- _GOAL_: The records should be repeated word for word, pictures excluded.

- _ENTRIES_:
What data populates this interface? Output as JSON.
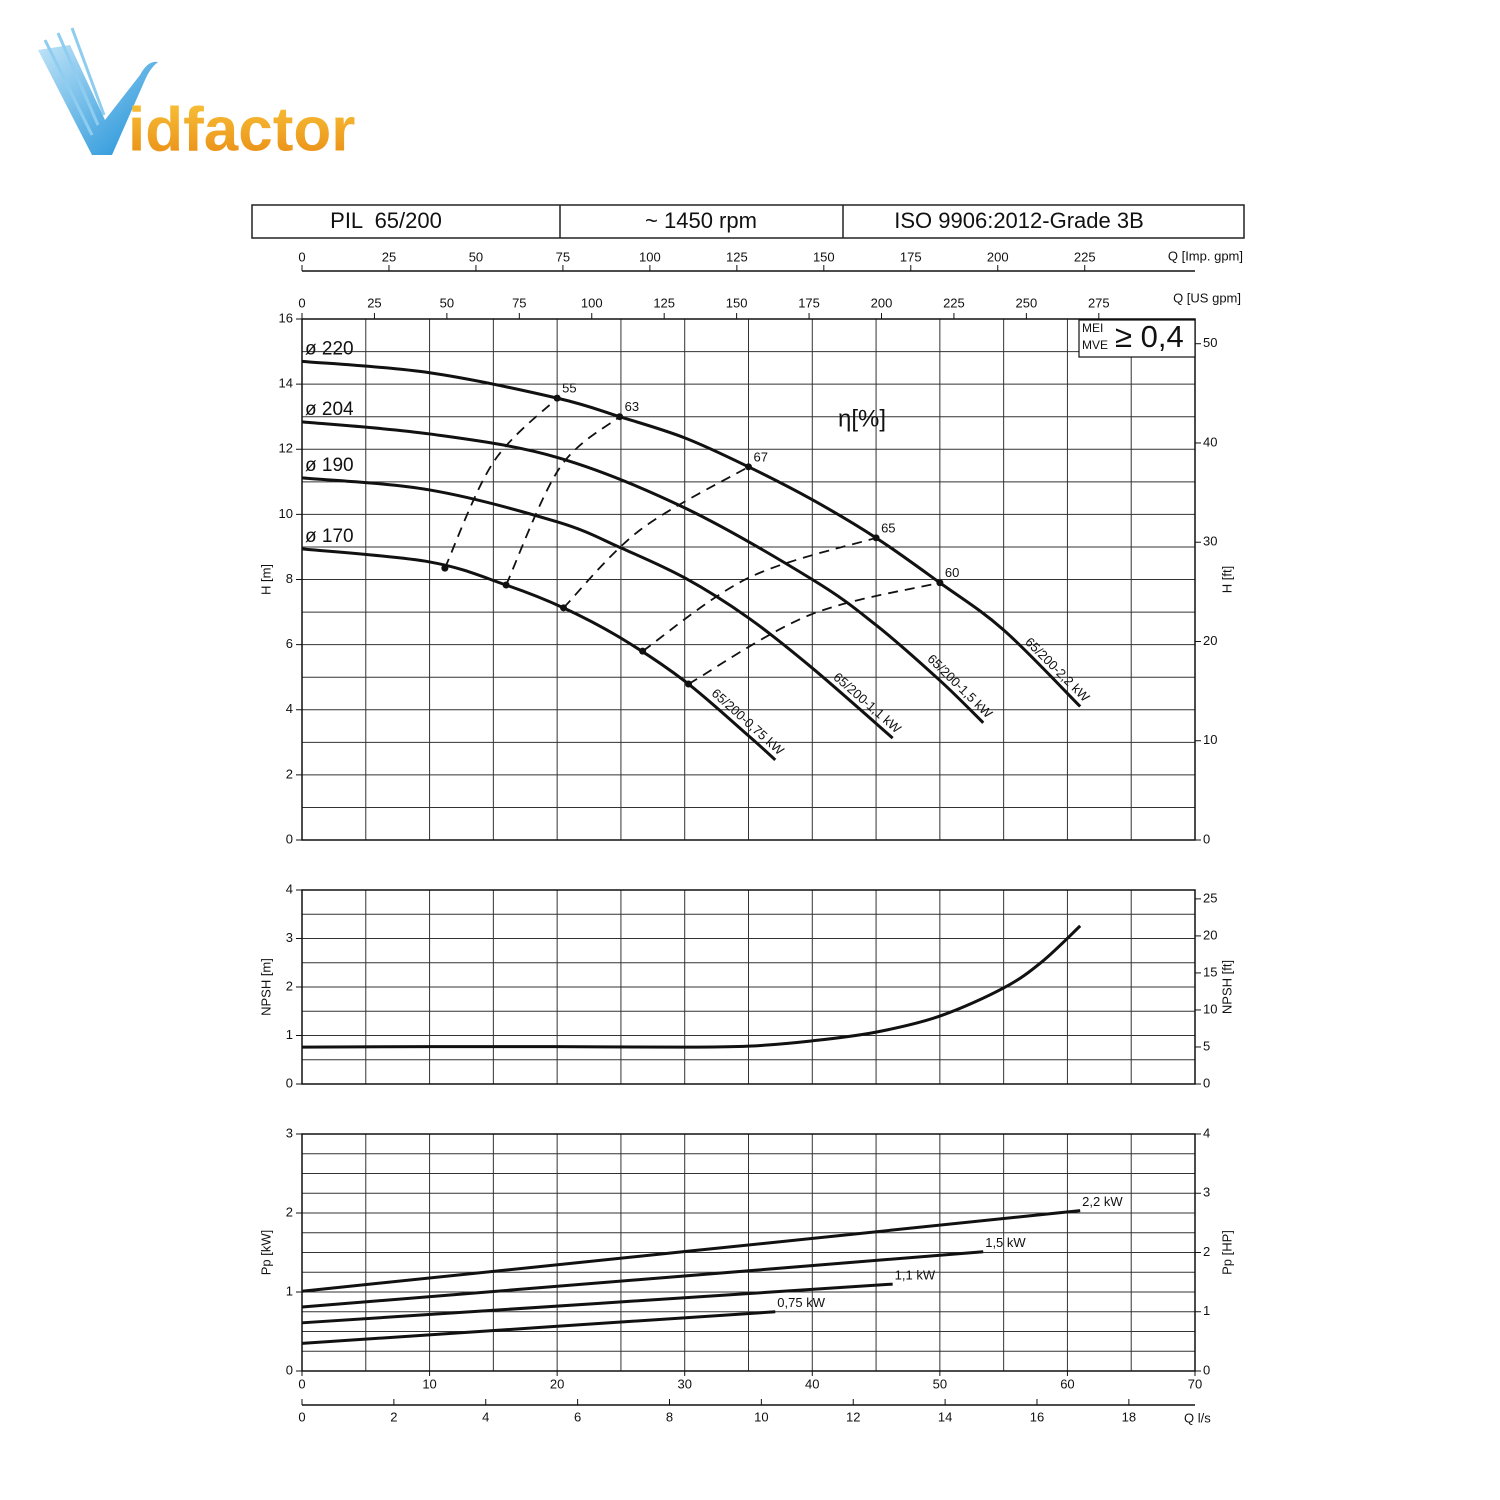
{
  "logo": "idfactor",
  "header": [
    "PIL  65/200",
    "~ 1450 rpm",
    "ISO 9906:2012-Grade 3B"
  ],
  "chart_data": [
    {
      "type": "line",
      "ylabel": "H [m]",
      "y2label": "H [ft]",
      "xlim": [
        0,
        70
      ],
      "xgrid": [
        0,
        5,
        10,
        15,
        20,
        25,
        30,
        35,
        40,
        45,
        50,
        55,
        60,
        65,
        70
      ],
      "ylim": [
        0,
        16
      ],
      "yticks": [
        0,
        2,
        4,
        6,
        8,
        10,
        12,
        14,
        16
      ],
      "ygrid": [
        0,
        1,
        2,
        3,
        4,
        5,
        6,
        7,
        8,
        9,
        10,
        11,
        12,
        13,
        14,
        15,
        16
      ],
      "y2lim": [
        0,
        52.49
      ],
      "y2ticks": [
        0,
        10,
        20,
        30,
        40,
        50
      ],
      "ximp_label": "Q [Imp. gpm]",
      "ximp_lim": [
        0,
        256.7
      ],
      "ximp_ticks": [
        0,
        25,
        50,
        75,
        100,
        125,
        150,
        175,
        200,
        225
      ],
      "xus_label": "Q [US gpm]",
      "xus_lim": [
        0,
        308.2
      ],
      "xus_ticks": [
        0,
        25,
        50,
        75,
        100,
        125,
        150,
        175,
        200,
        225,
        250,
        275
      ],
      "series": [
        {
          "name": "ø 220",
          "label": "65/200-2,2 kW",
          "color": "#111111",
          "x": [
            0,
            10,
            20,
            24.9,
            30,
            35,
            40,
            45,
            50,
            55,
            61
          ],
          "values": [
            14.7,
            14.35,
            13.57,
            13.0,
            12.35,
            11.46,
            10.45,
            9.28,
            7.9,
            6.45,
            4.1
          ]
        },
        {
          "name": "ø 204",
          "label": "65/200-1,5 kW",
          "color": "#111111",
          "x": [
            0,
            10,
            20,
            30,
            40,
            45,
            50,
            53.4
          ],
          "values": [
            12.84,
            12.47,
            11.75,
            10.2,
            8.0,
            6.6,
            4.9,
            3.6
          ]
        },
        {
          "name": "ø 190",
          "label": "65/200-1,1 kW",
          "color": "#111111",
          "x": [
            0,
            10,
            20,
            25,
            30,
            35,
            40,
            46.3
          ],
          "values": [
            11.12,
            10.75,
            9.77,
            8.97,
            8.05,
            6.82,
            5.28,
            3.13
          ]
        },
        {
          "name": "ø 170",
          "label": "65/200-0,75 kW",
          "color": "#111111",
          "x": [
            0,
            10,
            16,
            20.5,
            25,
            30,
            35,
            37.1
          ],
          "values": [
            8.94,
            8.54,
            7.83,
            7.13,
            6.2,
            4.88,
            3.2,
            2.46
          ]
        }
      ],
      "efficiency": {
        "label": "η[%]",
        "lines": [
          {
            "name": "55",
            "x": [
              11.2,
              15.0,
              20.0
            ],
            "values": [
              8.35,
              11.6,
              13.57
            ]
          },
          {
            "name": "63",
            "x": [
              16.0,
              20.2,
              24.9
            ],
            "values": [
              7.83,
              11.43,
              13.0
            ]
          },
          {
            "name": "67",
            "x": [
              20.5,
              26.5,
              35.0
            ],
            "values": [
              7.13,
              9.52,
              11.46
            ]
          },
          {
            "name": "65",
            "x": [
              26.7,
              35.0,
              45.0
            ],
            "values": [
              5.8,
              8.05,
              9.28
            ]
          },
          {
            "name": "60",
            "x": [
              30.3,
              39.8,
              50.0
            ],
            "values": [
              4.79,
              6.91,
              7.9
            ]
          }
        ]
      },
      "mei": {
        "labels": [
          "MEI",
          "MVE"
        ],
        "value_label": "≥ 0,4"
      }
    },
    {
      "type": "line",
      "ylabel": "NPSH [m]",
      "y2label": "NPSH [ft]",
      "xlim": [
        0,
        70
      ],
      "xgrid": [
        0,
        5,
        10,
        15,
        20,
        25,
        30,
        35,
        40,
        45,
        50,
        55,
        60,
        65,
        70
      ],
      "ylim": [
        0,
        4
      ],
      "yticks": [
        0,
        1,
        2,
        3,
        4
      ],
      "ygrid": [
        0,
        0.5,
        1,
        1.5,
        2,
        2.5,
        3,
        3.5,
        4
      ],
      "y2lim": [
        0,
        26.2
      ],
      "y2ticks": [
        0,
        5,
        10,
        15,
        20,
        25
      ],
      "series": [
        {
          "color": "#111111",
          "x": [
            0,
            10,
            20,
            30,
            35,
            40,
            45,
            50,
            55,
            58,
            61
          ],
          "values": [
            0.76,
            0.77,
            0.77,
            0.76,
            0.78,
            0.89,
            1.07,
            1.4,
            1.98,
            2.52,
            3.26
          ]
        }
      ]
    },
    {
      "type": "line",
      "ylabel": "Pp [kW]",
      "y2label": "Pp [HP]",
      "xlim": [
        0,
        70
      ],
      "xticks": [
        0,
        10,
        20,
        30,
        40,
        50,
        60,
        70
      ],
      "xgrid": [
        0,
        5,
        10,
        15,
        20,
        25,
        30,
        35,
        40,
        45,
        50,
        55,
        60,
        65,
        70
      ],
      "ylim": [
        0,
        3
      ],
      "yticks": [
        0,
        1,
        2,
        3
      ],
      "ygrid": [
        0,
        0.25,
        0.5,
        0.75,
        1,
        1.25,
        1.5,
        1.75,
        2,
        2.25,
        2.5,
        2.75,
        3
      ],
      "y2lim": [
        0,
        4
      ],
      "y2ticks": [
        0,
        1,
        2,
        3,
        4
      ],
      "x2label": "Q l/s",
      "x2lim": [
        0,
        19.44
      ],
      "x2ticks": [
        0,
        2,
        4,
        6,
        8,
        10,
        12,
        14,
        16,
        18
      ],
      "series": [
        {
          "name": "2,2 kW",
          "color": "#111111",
          "x": [
            0,
            61
          ],
          "values": [
            1.01,
            2.03
          ]
        },
        {
          "name": "1,5 kW",
          "color": "#111111",
          "x": [
            0,
            53.4
          ],
          "values": [
            0.81,
            1.51
          ]
        },
        {
          "name": "1,1 kW",
          "color": "#111111",
          "x": [
            0,
            46.3
          ],
          "values": [
            0.61,
            1.1
          ]
        },
        {
          "name": "0,75 kW",
          "color": "#111111",
          "x": [
            0,
            37.1
          ],
          "values": [
            0.35,
            0.75
          ]
        }
      ]
    }
  ]
}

- _ANSWER_:
What data populates this interface? Output as JSON.
{
  "logo": "idfactor",
  "header": [
    "PIL  65/200",
    "~ 1450 rpm",
    "ISO 9906:2012-Grade 3B"
  ],
  "chart_data": [
    {
      "type": "line",
      "ylabel": "H [m]",
      "y2label": "H [ft]",
      "xlim": [
        0,
        70
      ],
      "xgrid": [
        0,
        5,
        10,
        15,
        20,
        25,
        30,
        35,
        40,
        45,
        50,
        55,
        60,
        65,
        70
      ],
      "ylim": [
        0,
        16
      ],
      "yticks": [
        0,
        2,
        4,
        6,
        8,
        10,
        12,
        14,
        16
      ],
      "ygrid": [
        0,
        1,
        2,
        3,
        4,
        5,
        6,
        7,
        8,
        9,
        10,
        11,
        12,
        13,
        14,
        15,
        16
      ],
      "y2lim": [
        0,
        52.49
      ],
      "y2ticks": [
        0,
        10,
        20,
        30,
        40,
        50
      ],
      "ximp_label": "Q [Imp. gpm]",
      "ximp_lim": [
        0,
        256.7
      ],
      "ximp_ticks": [
        0,
        25,
        50,
        75,
        100,
        125,
        150,
        175,
        200,
        225
      ],
      "xus_label": "Q [US gpm]",
      "xus_lim": [
        0,
        308.2
      ],
      "xus_ticks": [
        0,
        25,
        50,
        75,
        100,
        125,
        150,
        175,
        200,
        225,
        250,
        275
      ],
      "series": [
        {
          "name": "ø 220",
          "label": "65/200-2,2 kW",
          "color": "#111111",
          "x": [
            0,
            10,
            20,
            24.9,
            30,
            35,
            40,
            45,
            50,
            55,
            61
          ],
          "values": [
            14.7,
            14.35,
            13.57,
            13.0,
            12.35,
            11.46,
            10.45,
            9.28,
            7.9,
            6.45,
            4.1
          ]
        },
        {
          "name": "ø 204",
          "label": "65/200-1,5 kW",
          "color": "#111111",
          "x": [
            0,
            10,
            20,
            30,
            40,
            45,
            50,
            53.4
          ],
          "values": [
            12.84,
            12.47,
            11.75,
            10.2,
            8.0,
            6.6,
            4.9,
            3.6
          ]
        },
        {
          "name": "ø 190",
          "label": "65/200-1,1 kW",
          "color": "#111111",
          "x": [
            0,
            10,
            20,
            25,
            30,
            35,
            40,
            46.3
          ],
          "values": [
            11.12,
            10.75,
            9.77,
            8.97,
            8.05,
            6.82,
            5.28,
            3.13
          ]
        },
        {
          "name": "ø 170",
          "label": "65/200-0,75 kW",
          "color": "#111111",
          "x": [
            0,
            10,
            16,
            20.5,
            25,
            30,
            35,
            37.1
          ],
          "values": [
            8.94,
            8.54,
            7.83,
            7.13,
            6.2,
            4.88,
            3.2,
            2.46
          ]
        }
      ],
      "efficiency": {
        "label": "η[%]",
        "lines": [
          {
            "name": "55",
            "x": [
              11.2,
              15.0,
              20.0
            ],
            "values": [
              8.35,
              11.6,
              13.57
            ]
          },
          {
            "name": "63",
            "x": [
              16.0,
              20.2,
              24.9
            ],
            "values": [
              7.83,
              11.43,
              13.0
            ]
          },
          {
            "name": "67",
            "x": [
              20.5,
              26.5,
              35.0
            ],
            "values": [
              7.13,
              9.52,
              11.46
            ]
          },
          {
            "name": "65",
            "x": [
              26.7,
              35.0,
              45.0
            ],
            "values": [
              5.8,
              8.05,
              9.28
            ]
          },
          {
            "name": "60",
            "x": [
              30.3,
              39.8,
              50.0
            ],
            "values": [
              4.79,
              6.91,
              7.9
            ]
          }
        ]
      },
      "mei": {
        "labels": [
          "MEI",
          "MVE"
        ],
        "value_label": "≥ 0,4"
      }
    },
    {
      "type": "line",
      "ylabel": "NPSH [m]",
      "y2label": "NPSH [ft]",
      "xlim": [
        0,
        70
      ],
      "xgrid": [
        0,
        5,
        10,
        15,
        20,
        25,
        30,
        35,
        40,
        45,
        50,
        55,
        60,
        65,
        70
      ],
      "ylim": [
        0,
        4
      ],
      "yticks": [
        0,
        1,
        2,
        3,
        4
      ],
      "ygrid": [
        0,
        0.5,
        1,
        1.5,
        2,
        2.5,
        3,
        3.5,
        4
      ],
      "y2lim": [
        0,
        26.2
      ],
      "y2ticks": [
        0,
        5,
        10,
        15,
        20,
        25
      ],
      "series": [
        {
          "color": "#111111",
          "x": [
            0,
            10,
            20,
            30,
            35,
            40,
            45,
            50,
            55,
            58,
            61
          ],
          "values": [
            0.76,
            0.77,
            0.77,
            0.76,
            0.78,
            0.89,
            1.07,
            1.4,
            1.98,
            2.52,
            3.26
          ]
        }
      ]
    },
    {
      "type": "line",
      "ylabel": "Pp [kW]",
      "y2label": "Pp [HP]",
      "xlim": [
        0,
        70
      ],
      "xticks": [
        0,
        10,
        20,
        30,
        40,
        50,
        60,
        70
      ],
      "xgrid": [
        0,
        5,
        10,
        15,
        20,
        25,
        30,
        35,
        40,
        45,
        50,
        55,
        60,
        65,
        70
      ],
      "ylim": [
        0,
        3
      ],
      "yticks": [
        0,
        1,
        2,
        3
      ],
      "ygrid": [
        0,
        0.25,
        0.5,
        0.75,
        1,
        1.25,
        1.5,
        1.75,
        2,
        2.25,
        2.5,
        2.75,
        3
      ],
      "y2lim": [
        0,
        4
      ],
      "y2ticks": [
        0,
        1,
        2,
        3,
        4
      ],
      "x2label": "Q l/s",
      "x2lim": [
        0,
        19.44
      ],
      "x2ticks": [
        0,
        2,
        4,
        6,
        8,
        10,
        12,
        14,
        16,
        18
      ],
      "series": [
        {
          "name": "2,2 kW",
          "color": "#111111",
          "x": [
            0,
            61
          ],
          "values": [
            1.01,
            2.03
          ]
        },
        {
          "name": "1,5 kW",
          "color": "#111111",
          "x": [
            0,
            53.4
          ],
          "values": [
            0.81,
            1.51
          ]
        },
        {
          "name": "1,1 kW",
          "color": "#111111",
          "x": [
            0,
            46.3
          ],
          "values": [
            0.61,
            1.1
          ]
        },
        {
          "name": "0,75 kW",
          "color": "#111111",
          "x": [
            0,
            37.1
          ],
          "values": [
            0.35,
            0.75
          ]
        }
      ]
    }
  ]
}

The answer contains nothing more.